[Figure content listings]
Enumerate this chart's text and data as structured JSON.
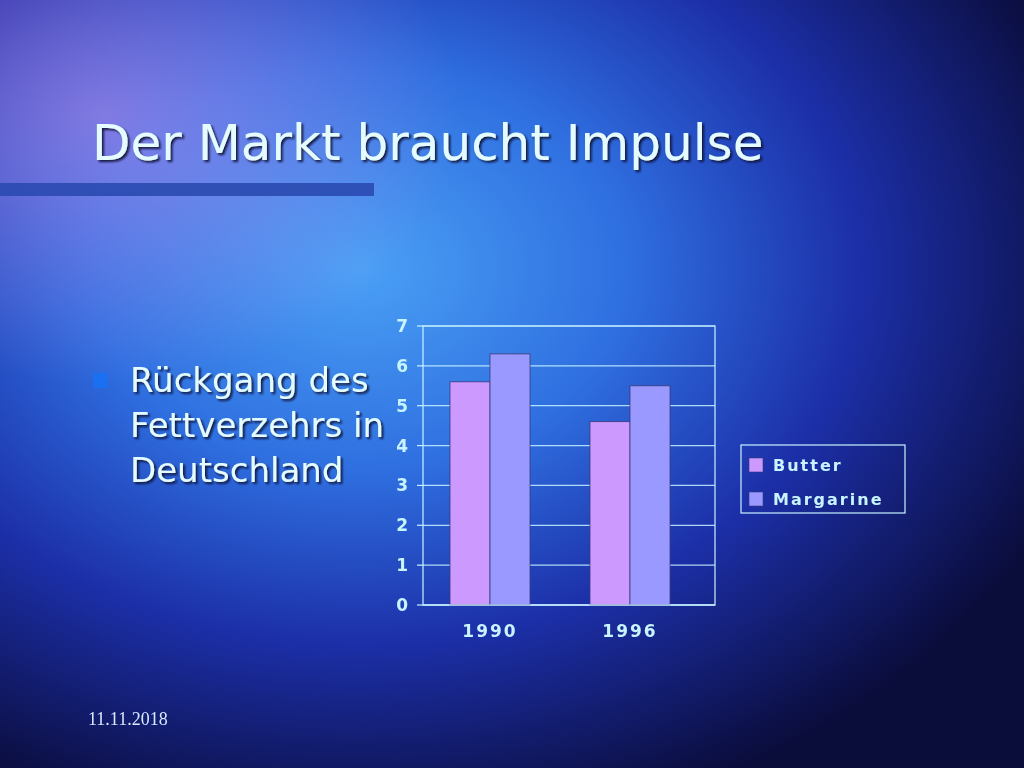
{
  "chart_data": {
    "type": "bar",
    "title": "Der Markt braucht Impulse",
    "categories": [
      "1990",
      "1996"
    ],
    "series": [
      {
        "name": "Butter",
        "color": "#cc99ff",
        "values": [
          5.6,
          4.6
        ]
      },
      {
        "name": "Margarine",
        "color": "#9999ff",
        "values": [
          6.3,
          5.5
        ]
      }
    ],
    "ylim": [
      0,
      7
    ],
    "yticks": [
      0,
      1,
      2,
      3,
      4,
      5,
      6,
      7
    ],
    "grid": "y",
    "legend": "right",
    "annotations": [
      "Rückgang des Fettverzehrs in Deutschland",
      "11.11.2018"
    ]
  }
}
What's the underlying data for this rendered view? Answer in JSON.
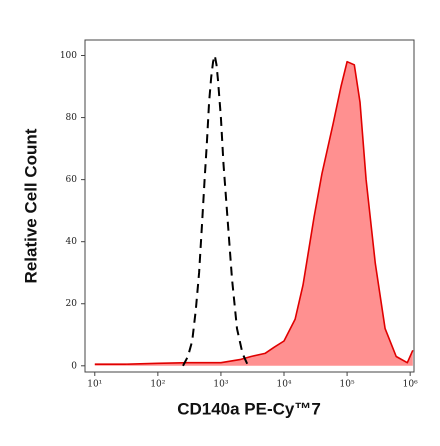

* [WHAT IS REQUIRED] Every line of text is to be repeated exactly; pictures are left out.

* [WRITTEN RESPONSE]
Enumerate this chart's text and data as structured JSON.
{
  "chart_data": {
    "type": "bar",
    "title": "Der Markt braucht Impulse",
    "categories": [
      "1990",
      "1996"
    ],
    "series": [
      {
        "name": "Butter",
        "color": "#cc99ff",
        "values": [
          5.6,
          4.6
        ]
      },
      {
        "name": "Margarine",
        "color": "#9999ff",
        "values": [
          6.3,
          5.5
        ]
      }
    ],
    "ylim": [
      0,
      7
    ],
    "yticks": [
      0,
      1,
      2,
      3,
      4,
      5,
      6,
      7
    ],
    "grid": "y",
    "legend": "right",
    "annotations": [
      "Rückgang des Fettverzehrs in Deutschland",
      "11.11.2018"
    ]
  }
}
What's the underlying data for this rendered view? Answer in JSON.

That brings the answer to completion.